Directions for this task –
Return every record verbatim.

# # # # # # #

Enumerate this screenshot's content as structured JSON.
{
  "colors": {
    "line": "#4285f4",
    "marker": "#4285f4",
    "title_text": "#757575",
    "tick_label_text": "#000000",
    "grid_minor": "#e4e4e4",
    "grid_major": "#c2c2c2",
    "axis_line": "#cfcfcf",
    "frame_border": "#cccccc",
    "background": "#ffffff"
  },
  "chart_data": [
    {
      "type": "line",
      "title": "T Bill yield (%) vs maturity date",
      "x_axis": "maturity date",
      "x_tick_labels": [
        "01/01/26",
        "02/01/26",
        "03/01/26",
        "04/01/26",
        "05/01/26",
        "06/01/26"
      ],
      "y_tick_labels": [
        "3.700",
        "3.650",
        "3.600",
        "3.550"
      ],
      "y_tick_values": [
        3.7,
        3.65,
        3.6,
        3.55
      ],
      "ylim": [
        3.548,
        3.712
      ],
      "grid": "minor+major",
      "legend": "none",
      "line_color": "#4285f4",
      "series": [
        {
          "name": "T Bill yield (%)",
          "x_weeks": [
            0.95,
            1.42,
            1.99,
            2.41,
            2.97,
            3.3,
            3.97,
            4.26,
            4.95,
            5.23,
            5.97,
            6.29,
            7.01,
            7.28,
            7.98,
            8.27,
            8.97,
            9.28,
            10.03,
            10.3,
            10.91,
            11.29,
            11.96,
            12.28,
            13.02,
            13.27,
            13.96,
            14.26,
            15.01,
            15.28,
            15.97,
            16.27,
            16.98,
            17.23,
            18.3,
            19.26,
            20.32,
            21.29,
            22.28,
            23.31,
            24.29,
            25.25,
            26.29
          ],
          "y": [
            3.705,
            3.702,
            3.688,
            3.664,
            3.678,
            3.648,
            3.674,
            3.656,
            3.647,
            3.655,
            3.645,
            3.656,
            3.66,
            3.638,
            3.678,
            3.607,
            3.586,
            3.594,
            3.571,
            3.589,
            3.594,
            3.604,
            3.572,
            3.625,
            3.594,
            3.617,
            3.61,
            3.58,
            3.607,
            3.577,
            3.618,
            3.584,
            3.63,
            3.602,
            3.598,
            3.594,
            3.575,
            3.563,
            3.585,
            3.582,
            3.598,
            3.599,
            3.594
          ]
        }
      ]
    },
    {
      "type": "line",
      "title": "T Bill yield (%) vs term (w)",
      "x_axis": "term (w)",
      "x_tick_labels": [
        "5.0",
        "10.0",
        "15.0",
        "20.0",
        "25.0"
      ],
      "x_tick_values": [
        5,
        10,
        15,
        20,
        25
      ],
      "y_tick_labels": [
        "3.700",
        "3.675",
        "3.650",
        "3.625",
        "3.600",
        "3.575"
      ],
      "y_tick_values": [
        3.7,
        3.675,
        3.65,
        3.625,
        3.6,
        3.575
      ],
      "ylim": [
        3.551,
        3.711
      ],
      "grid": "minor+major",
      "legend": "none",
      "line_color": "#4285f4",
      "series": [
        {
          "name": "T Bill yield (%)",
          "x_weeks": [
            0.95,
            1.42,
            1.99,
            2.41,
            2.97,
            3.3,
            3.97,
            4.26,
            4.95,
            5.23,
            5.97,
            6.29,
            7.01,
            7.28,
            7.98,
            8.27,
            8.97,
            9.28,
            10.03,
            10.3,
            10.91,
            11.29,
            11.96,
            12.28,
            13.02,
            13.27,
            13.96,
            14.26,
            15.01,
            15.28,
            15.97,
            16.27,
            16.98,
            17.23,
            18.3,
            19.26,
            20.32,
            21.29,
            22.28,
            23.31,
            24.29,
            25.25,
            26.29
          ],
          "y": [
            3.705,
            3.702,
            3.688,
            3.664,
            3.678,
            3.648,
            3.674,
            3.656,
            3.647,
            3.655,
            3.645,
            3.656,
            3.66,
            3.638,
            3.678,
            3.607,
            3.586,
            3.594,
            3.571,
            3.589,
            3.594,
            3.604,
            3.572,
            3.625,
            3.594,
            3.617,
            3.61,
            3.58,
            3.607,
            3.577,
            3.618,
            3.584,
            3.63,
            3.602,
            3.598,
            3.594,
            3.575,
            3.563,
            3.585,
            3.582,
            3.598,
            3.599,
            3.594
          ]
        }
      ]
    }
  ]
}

# # # # # # #

Response to the exercise –
Enumerate this screenshot's content as structured JSON.
{
  "colors": {
    "line": "#4285f4",
    "marker": "#4285f4",
    "title_text": "#757575",
    "tick_label_text": "#000000",
    "grid_minor": "#e4e4e4",
    "grid_major": "#c2c2c2",
    "axis_line": "#cfcfcf",
    "frame_border": "#cccccc",
    "background": "#ffffff"
  },
  "chart_data": [
    {
      "type": "line",
      "title": "T Bill yield (%) vs maturity date",
      "x_axis": "maturity date",
      "x_tick_labels": [
        "01/01/26",
        "02/01/26",
        "03/01/26",
        "04/01/26",
        "05/01/26",
        "06/01/26"
      ],
      "y_tick_labels": [
        "3.700",
        "3.650",
        "3.600",
        "3.550"
      ],
      "y_tick_values": [
        3.7,
        3.65,
        3.6,
        3.55
      ],
      "ylim": [
        3.548,
        3.712
      ],
      "grid": "minor+major",
      "legend": "none",
      "line_color": "#4285f4",
      "series": [
        {
          "name": "T Bill yield (%)",
          "x_weeks": [
            0.95,
            1.42,
            1.99,
            2.41,
            2.97,
            3.3,
            3.97,
            4.26,
            4.95,
            5.23,
            5.97,
            6.29,
            7.01,
            7.28,
            7.98,
            8.27,
            8.97,
            9.28,
            10.03,
            10.3,
            10.91,
            11.29,
            11.96,
            12.28,
            13.02,
            13.27,
            13.96,
            14.26,
            15.01,
            15.28,
            15.97,
            16.27,
            16.98,
            17.23,
            18.3,
            19.26,
            20.32,
            21.29,
            22.28,
            23.31,
            24.29,
            25.25,
            26.29
          ],
          "y": [
            3.705,
            3.702,
            3.688,
            3.664,
            3.678,
            3.648,
            3.674,
            3.656,
            3.647,
            3.655,
            3.645,
            3.656,
            3.66,
            3.638,
            3.678,
            3.607,
            3.586,
            3.594,
            3.571,
            3.589,
            3.594,
            3.604,
            3.572,
            3.625,
            3.594,
            3.617,
            3.61,
            3.58,
            3.607,
            3.577,
            3.618,
            3.584,
            3.63,
            3.602,
            3.598,
            3.594,
            3.575,
            3.563,
            3.585,
            3.582,
            3.598,
            3.599,
            3.594
          ]
        }
      ]
    },
    {
      "type": "line",
      "title": "T Bill yield (%) vs term (w)",
      "x_axis": "term (w)",
      "x_tick_labels": [
        "5.0",
        "10.0",
        "15.0",
        "20.0",
        "25.0"
      ],
      "x_tick_values": [
        5,
        10,
        15,
        20,
        25
      ],
      "y_tick_labels": [
        "3.700",
        "3.675",
        "3.650",
        "3.625",
        "3.600",
        "3.575"
      ],
      "y_tick_values": [
        3.7,
        3.675,
        3.65,
        3.625,
        3.6,
        3.575
      ],
      "ylim": [
        3.551,
        3.711
      ],
      "grid": "minor+major",
      "legend": "none",
      "line_color": "#4285f4",
      "series": [
        {
          "name": "T Bill yield (%)",
          "x_weeks": [
            0.95,
            1.42,
            1.99,
            2.41,
            2.97,
            3.3,
            3.97,
            4.26,
            4.95,
            5.23,
            5.97,
            6.29,
            7.01,
            7.28,
            7.98,
            8.27,
            8.97,
            9.28,
            10.03,
            10.3,
            10.91,
            11.29,
            11.96,
            12.28,
            13.02,
            13.27,
            13.96,
            14.26,
            15.01,
            15.28,
            15.97,
            16.27,
            16.98,
            17.23,
            18.3,
            19.26,
            20.32,
            21.29,
            22.28,
            23.31,
            24.29,
            25.25,
            26.29
          ],
          "y": [
            3.705,
            3.702,
            3.688,
            3.664,
            3.678,
            3.648,
            3.674,
            3.656,
            3.647,
            3.655,
            3.645,
            3.656,
            3.66,
            3.638,
            3.678,
            3.607,
            3.586,
            3.594,
            3.571,
            3.589,
            3.594,
            3.604,
            3.572,
            3.625,
            3.594,
            3.617,
            3.61,
            3.58,
            3.607,
            3.577,
            3.618,
            3.584,
            3.63,
            3.602,
            3.598,
            3.594,
            3.575,
            3.563,
            3.585,
            3.582,
            3.598,
            3.599,
            3.594
          ]
        }
      ]
    }
  ]
}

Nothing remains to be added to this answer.